═══ Given data ═══

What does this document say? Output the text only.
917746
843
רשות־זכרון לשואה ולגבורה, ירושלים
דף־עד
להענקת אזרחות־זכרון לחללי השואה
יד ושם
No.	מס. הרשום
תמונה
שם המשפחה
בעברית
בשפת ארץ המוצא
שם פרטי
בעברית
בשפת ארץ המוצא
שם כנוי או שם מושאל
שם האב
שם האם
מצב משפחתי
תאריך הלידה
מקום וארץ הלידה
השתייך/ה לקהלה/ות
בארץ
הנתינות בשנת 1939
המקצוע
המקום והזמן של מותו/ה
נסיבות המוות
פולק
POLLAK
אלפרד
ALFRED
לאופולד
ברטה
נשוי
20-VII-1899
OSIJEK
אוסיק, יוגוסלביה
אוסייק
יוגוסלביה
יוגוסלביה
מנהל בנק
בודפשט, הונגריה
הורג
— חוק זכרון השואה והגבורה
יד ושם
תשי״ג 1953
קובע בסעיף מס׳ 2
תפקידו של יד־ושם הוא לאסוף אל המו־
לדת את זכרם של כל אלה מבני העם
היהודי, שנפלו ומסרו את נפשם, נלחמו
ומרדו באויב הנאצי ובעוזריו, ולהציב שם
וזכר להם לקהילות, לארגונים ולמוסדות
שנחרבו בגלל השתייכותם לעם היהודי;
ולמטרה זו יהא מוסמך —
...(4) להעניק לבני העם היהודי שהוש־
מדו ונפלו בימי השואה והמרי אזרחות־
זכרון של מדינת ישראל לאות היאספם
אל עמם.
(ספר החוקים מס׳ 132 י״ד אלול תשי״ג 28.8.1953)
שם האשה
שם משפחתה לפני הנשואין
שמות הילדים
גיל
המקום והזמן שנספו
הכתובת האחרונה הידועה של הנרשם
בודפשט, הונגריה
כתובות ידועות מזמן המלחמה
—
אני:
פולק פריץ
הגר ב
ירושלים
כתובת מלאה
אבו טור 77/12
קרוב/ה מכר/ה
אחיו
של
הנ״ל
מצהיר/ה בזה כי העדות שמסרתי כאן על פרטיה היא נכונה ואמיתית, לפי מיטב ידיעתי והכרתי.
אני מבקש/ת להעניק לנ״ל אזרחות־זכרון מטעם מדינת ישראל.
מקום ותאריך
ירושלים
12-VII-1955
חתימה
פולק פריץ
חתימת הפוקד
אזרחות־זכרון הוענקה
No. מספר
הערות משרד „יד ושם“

═══

The full set of records should be duplicated exactly.

What does this document say? Output the text only.
917746
843
רשות־זכרון לשואה ולגבורה, ירושלים
דף־עד
להענקת אזרחות־זכרון לחללי השואה
יד ושם
No.	מס. הרשום
תמונה
שם המשפחה
בעברית
בשפת ארץ המוצא
שם פרטי
בעברית
בשפת ארץ המוצא
שם כנוי או שם מושאל
שם האב
שם האם
מצב משפחתי
תאריך הלידה
מקום וארץ הלידה
השתייך/ה לקהלה/ות
בארץ
הנתינות בשנת 1939
המקצוע
המקום והזמן של מותו/ה
נסיבות המוות
פולק
POLLAK
אלפרד
ALFRED
לאופולד
ברטה
נשוי
20-VII-1899
OSIJEK
אוסיק, יוגוסלביה
אוסייק
יוגוסלביה
יוגוסלביה
מנהל בנק
בודפשט, הונגריה
הורג
— חוק זכרון השואה והגבורה
יד ושם
תשי״ג 1953
קובע בסעיף מס׳ 2
תפקידו של יד־ושם הוא לאסוף אל המו־
לדת את זכרם של כל אלה מבני העם
היהודי, שנפלו ומסרו את נפשם, נלחמו
ומרדו באויב הנאצי ובעוזריו, ולהציב שם
וזכר להם לקהילות, לארגונים ולמוסדות
שנחרבו בגלל השתייכותם לעם היהודי;
ולמטרה זו יהא מוסמך —
...(4) להעניק לבני העם היהודי שהוש־
מדו ונפלו בימי השואה והמרי אזרחות־
זכרון של מדינת ישראל לאות היאספם
אל עמם.
(ספר החוקים מס׳ 132 י״ד אלול תשי״ג 28.8.1953)
שם האשה
שם משפחתה לפני הנשואין
שמות הילדים
גיל
המקום והזמן שנספו
הכתובת האחרונה הידועה של הנרשם
בודפשט, הונגריה
כתובות ידועות מזמן המלחמה
—
אני:
פולק פריץ
הגר ב
ירושלים
כתובת מלאה
אבו טור 77/12
קרוב/ה מכר/ה
אחיו
של
הנ״ל
מצהיר/ה בזה כי העדות שמסרתי כאן על פרטיה היא נכונה ואמיתית, לפי מיטב ידיעתי והכרתי.
אני מבקש/ת להעניק לנ״ל אזרחות־זכרון מטעם מדינת ישראל.
מקום ותאריך
ירושלים
12-VII-1955
חתימה
פולק פריץ
חתימת הפוקד
אזרחות־זכרון הוענקה
No. מספר
הערות משרד „יד ושם“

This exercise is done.